Enunciado: Retome o texto sobre os filmes da Mostra Internacional de Cinema de São Paulo a partir do ponto em que ele termina.

O quinto e último filme grego que pude ver nesta Mostra refere-se a uma outra dimensão.  “Meteora” vai em busca de monastérios ortodoxos situados acima de pilares de arenito, suspensos entre o céu e a terra, conforme explica a sinopse que consta do catálogo da Mostra.  Aqui, o que se vai viver é a relação entre a fé, o afeto e o desejo sexual humanos, presentes nas figuras de um casal de religiosos.  Mesmo separados em duas montanhas de pedras diferentes, uma para cada sexo, e uma escadaria interminável para galgá-las, haverá modos de se encontrar e viver essa história de amor.

Meteora

“Meteora” é o segundo longa do diretor Spiros Stathoupoulos.  É o filme mais bonito visualmente dessa leva de gregos.  Tem locações belíssimas, um clima que o situa fora do mundo real e uma muito eficiente atuação do desenho de animação, que se insere ao longo de toda a trama, pontuando o imaginário, o temido e o desejado. O fato de se distanciar tanto da realidade atual da Grécia não significa, no entanto, que não dialogue com ela.  A busca da beleza, do amor e da fé, não deixa de ser um caminho alternativo, idealizado, quando o mundo real parece tão duro de enfrentar.

Vistos no conjunto, esses filmes gregos de novos diretores mostram que está germinando um novo cinema por lá.  Ninguém espere a sofisticação e a estética maravilhosa do mestre grego do cinema, Theo Angelopoulos (1936—2012), é claro.  Mas nem é possível, mesmo, exigir tanto de jovens cineastas.  Que o cinema grego atual mostra talento, não há dúvida.  Isso é muito promissor. 



segunda-feira, 28 de outubro de 2013

GUIMARÃES NA MOSTRA

                         
Antonio Carlos Egypto


Em 2003, em viagem de turismo a Portugal, tive a oportunidade de passar um dia em Guimarães, a cidade onde Portugal nasceu.  Caminhei pelo mais antigo monumento nacional português, o castelo de Guimarães, do século X, o seu centro histórico, a praça principal, o Paço dos Duques, igreja, arcos e ruas históricas.  As imagens daquele passeio e da bela cidade, que exala história por todos os poros, ficaram como uma bela lembrança em minha mente.  Lembrança reavivada agora, na 37ª. Mostra Internacional de Cinema de São Paulo, ao assistir a dois filmes produzidos em Guimarães, na condição de capital europeia da cultura 2012.



O primeiro deles, “Centro Histórico”, celebra a cidade do norte de Portugal, em quatro episódios distintos, conduzidos por diretores consagrados.  O finlandês Aki Kaurismaki põe em cena um dono de um pequeno restaurante, de comida simples e sem fregueses, que vê seu vizinho prosperar.  As cores de interiores fortes e seus personagens deslocados, sempre às voltas com o insucesso, marcantes no seu cinema, frequentaram assim as ruas de pedra de Guimarães.

Dados fornecidos:
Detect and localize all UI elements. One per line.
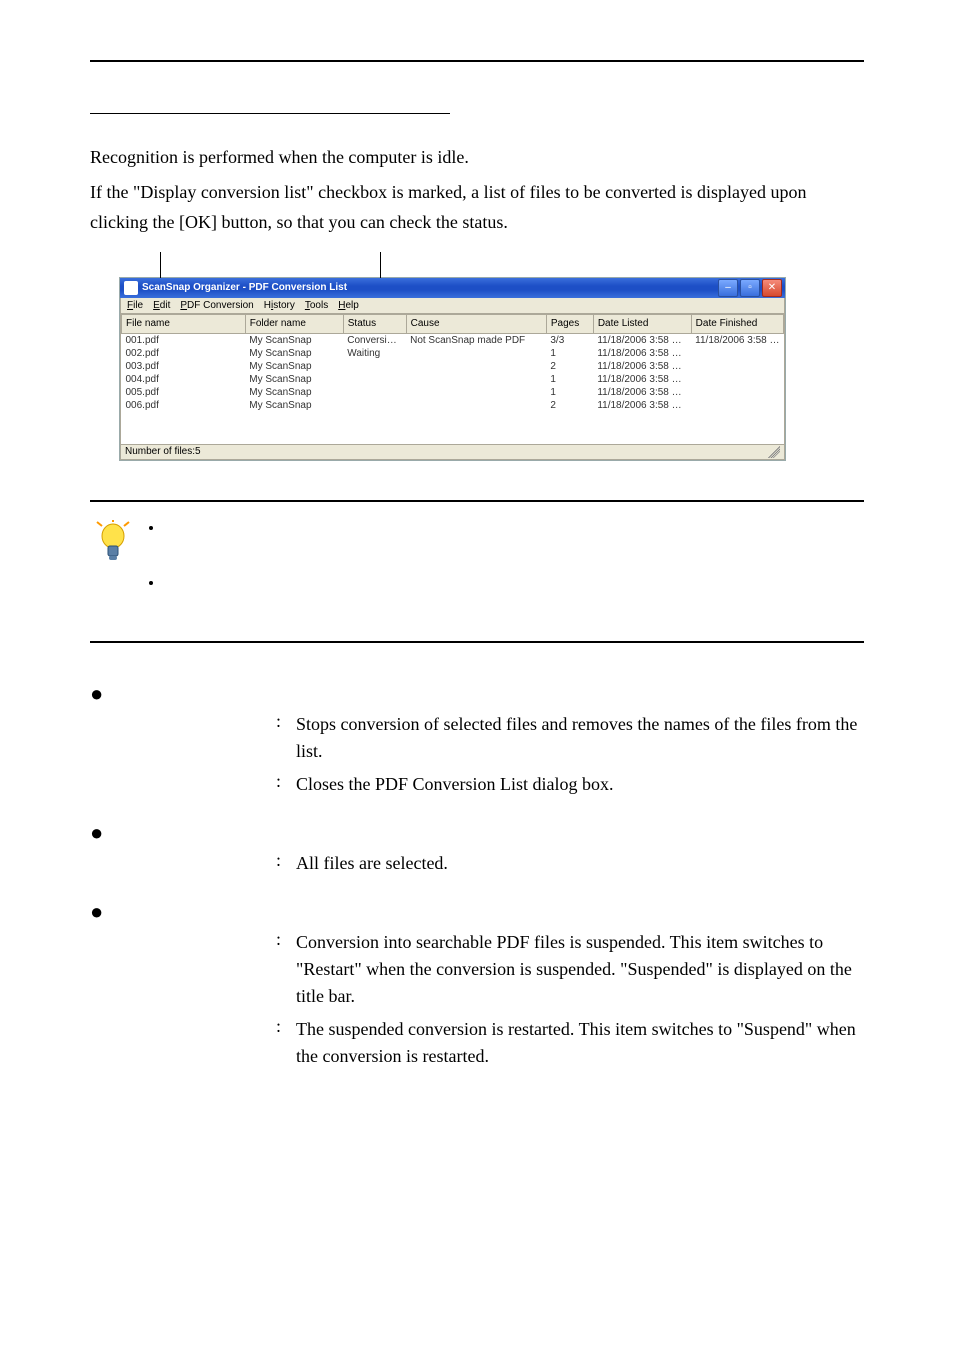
cell-listed: 11/18/2006 3:58 … [593,399,691,412]
cell-folder: My ScanSnap [245,333,343,347]
statusbar: Number of files:5 [120,445,785,460]
cell-listed: 11/18/2006 3:58 … [593,333,691,347]
cell-cause: Not ScanSnap made PDF [406,333,546,347]
cell-finished: 11/18/2006 3:58 … [691,333,783,347]
cell-file: 001.pdf [122,333,246,347]
cell-status: Waiting [343,347,406,360]
window-title: ScanSnap Organizer - PDF Conversion List [142,282,347,293]
cell-file: 003.pdf [122,360,246,373]
hint-box [90,500,864,643]
cell-cause [406,373,546,386]
cell-cause [406,360,546,373]
cell-pages: 1 [546,386,593,399]
table-row[interactable]: 003.pdfMy ScanSnap 211/18/2006 3:58 … [122,360,784,373]
section-underline [90,112,450,114]
intro-line-1: Recognition is performed when the comput… [90,142,864,173]
table-row[interactable]: 001.pdfMy ScanSnapConversi…Not ScanSnap … [122,333,784,347]
app-icon [124,281,138,295]
cell-finished [691,399,783,412]
callout-line-2 [380,252,381,278]
cell-finished [691,386,783,399]
cell-pages: 2 [546,399,593,412]
menu-pdf-conversion[interactable]: PDF Conversion [180,300,253,311]
cell-file: 006.pdf [122,399,246,412]
menubar: File Edit PDF Conversion History Tools H… [120,298,785,314]
maximize-button[interactable]: ▫ [740,279,760,297]
menu-descriptions: ● : Stops conversion of selected files a… [90,683,864,1070]
table-row[interactable]: 004.pdfMy ScanSnap 111/18/2006 3:58 … [122,373,784,386]
pdfconv-restart-label [116,1016,276,1070]
cell-status [343,360,406,373]
cell-status: Conversi… [343,333,406,347]
minimize-button[interactable]: – [718,279,738,297]
file-delete-label [116,711,276,765]
cell-cause [406,347,546,360]
cell-pages: 1 [546,347,593,360]
cell-status [343,386,406,399]
menu-file[interactable]: File [127,300,143,311]
file-delete-desc: Stops conversion of selected files and r… [296,711,864,765]
intro-line-2: If the "Display conversion list" checkbo… [90,177,864,238]
col-datefinished[interactable]: Date Finished [691,314,783,333]
close-button[interactable]: ✕ [762,279,782,297]
cell-file: 004.pdf [122,373,246,386]
intro-paragraph: Recognition is performed when the comput… [90,142,864,238]
edit-selectall-desc: All files are selected. [296,850,864,877]
cell-cause [406,386,546,399]
cell-folder: My ScanSnap [245,386,343,399]
pdf-conversion-list-window: ScanSnap Organizer - PDF Conversion List… [120,278,785,460]
table-row[interactable]: 005.pdfMy ScanSnap 111/18/2006 3:58 … [122,386,784,399]
window-titlebar[interactable]: ScanSnap Organizer - PDF Conversion List… [120,278,785,298]
lightbulb-icon [90,516,136,627]
cell-listed: 11/18/2006 3:58 … [593,360,691,373]
menu-edit[interactable]: Edit [153,300,170,311]
pdfconv-suspend-label [116,929,276,1010]
cell-file: 002.pdf [122,347,246,360]
top-horizontal-rule [90,60,864,62]
cell-status [343,373,406,386]
col-pages[interactable]: Pages [546,314,593,333]
cell-finished [691,360,783,373]
cell-folder: My ScanSnap [245,360,343,373]
callout-line-1 [160,252,161,278]
cell-pages: 3/3 [546,333,593,347]
menu-history[interactable]: History [264,300,295,311]
col-filename[interactable]: File name [122,314,246,333]
edit-selectall-label [116,850,276,877]
cell-pages: 2 [546,360,593,373]
cell-finished [691,347,783,360]
pdfconv-suspend-desc: Conversion into searchable PDF files is … [296,929,864,1010]
col-datelisted[interactable]: Date Listed [593,314,691,333]
cell-cause [406,399,546,412]
cell-finished [691,373,783,386]
cell-folder: My ScanSnap [245,347,343,360]
cell-listed: 11/18/2006 3:58 … [593,373,691,386]
col-status[interactable]: Status [343,314,406,333]
table-row[interactable]: 002.pdfMy ScanSnapWaiting 111/18/2006 3:5… [122,347,784,360]
col-cause[interactable]: Cause [406,314,546,333]
resize-grip-icon[interactable] [768,446,780,458]
menu-tools[interactable]: Tools [305,300,328,311]
cell-file: 005.pdf [122,386,246,399]
file-close-desc: Closes the PDF Conversion List dialog bo… [296,771,864,798]
cell-pages: 1 [546,373,593,386]
cell-listed: 11/18/2006 3:58 … [593,347,691,360]
cell-folder: My ScanSnap [245,373,343,386]
cell-folder: My ScanSnap [245,399,343,412]
menu-help[interactable]: Help [338,300,359,311]
conversion-table[interactable]: File name Folder name Status Cause Pages… [121,314,784,412]
cell-status [343,399,406,412]
status-text: Number of files:5 [125,446,201,458]
col-foldername[interactable]: Folder name [245,314,343,333]
pdfconv-restart-desc: The suspended conversion is restarted. T… [296,1016,864,1070]
table-row[interactable]: 006.pdfMy ScanSnap 211/18/2006 3:58 … [122,399,784,412]
file-close-label [116,771,276,798]
figure-conversion-list: ScanSnap Organizer - PDF Conversion List… [90,278,864,460]
cell-listed: 11/18/2006 3:58 … [593,386,691,399]
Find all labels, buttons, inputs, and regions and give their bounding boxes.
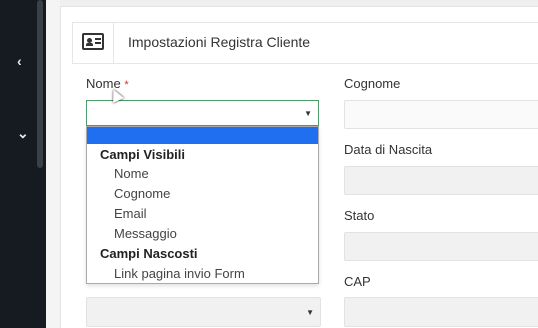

Resultado:
O português Pedro Costa fez um episódio só compreensível para quem conhece o seu cinema e um personagem específico de seus filmes.  Não pude apreciar o seu trabalho.

VICTOR ERICE

O espanhol Victor Erice se destacou, ao resgatar a história de uma fábrica de tecidos tradicional, que por anos a fio empregou gerações de operários e depois fechou.  Os depoimentos dos que lá viveram e trabalharam revelam um mundo que já não existe mais, que já não é possível, do qual se podem ter lembranças protetoras, mas também amargas, de frustração e falta de perspectivas.  Uma enorme foto do refeitório da fábrica, coalhado de operários que não sorriem, é a marca visível do episódio.

O último pequeno episódio, chamado “O Conquistador Conquistado”, foi feito por Manoel de Oliveira.  Aqui, a cidade e suas muralhas são mostradas em seus encantos por um grupo de turistas e seu guia.  Culmina na estátua de D. Afonso Henriques, que conquistou a chefia do condado portucalense, dando início ao processo de independência de Portugal, em 1128.  O conquistador, aqui, fica à mercê dos flashes contínuos dos turistas, desta vez por eles conquistado.  Mais uma pequena joia do mestre português do cinema.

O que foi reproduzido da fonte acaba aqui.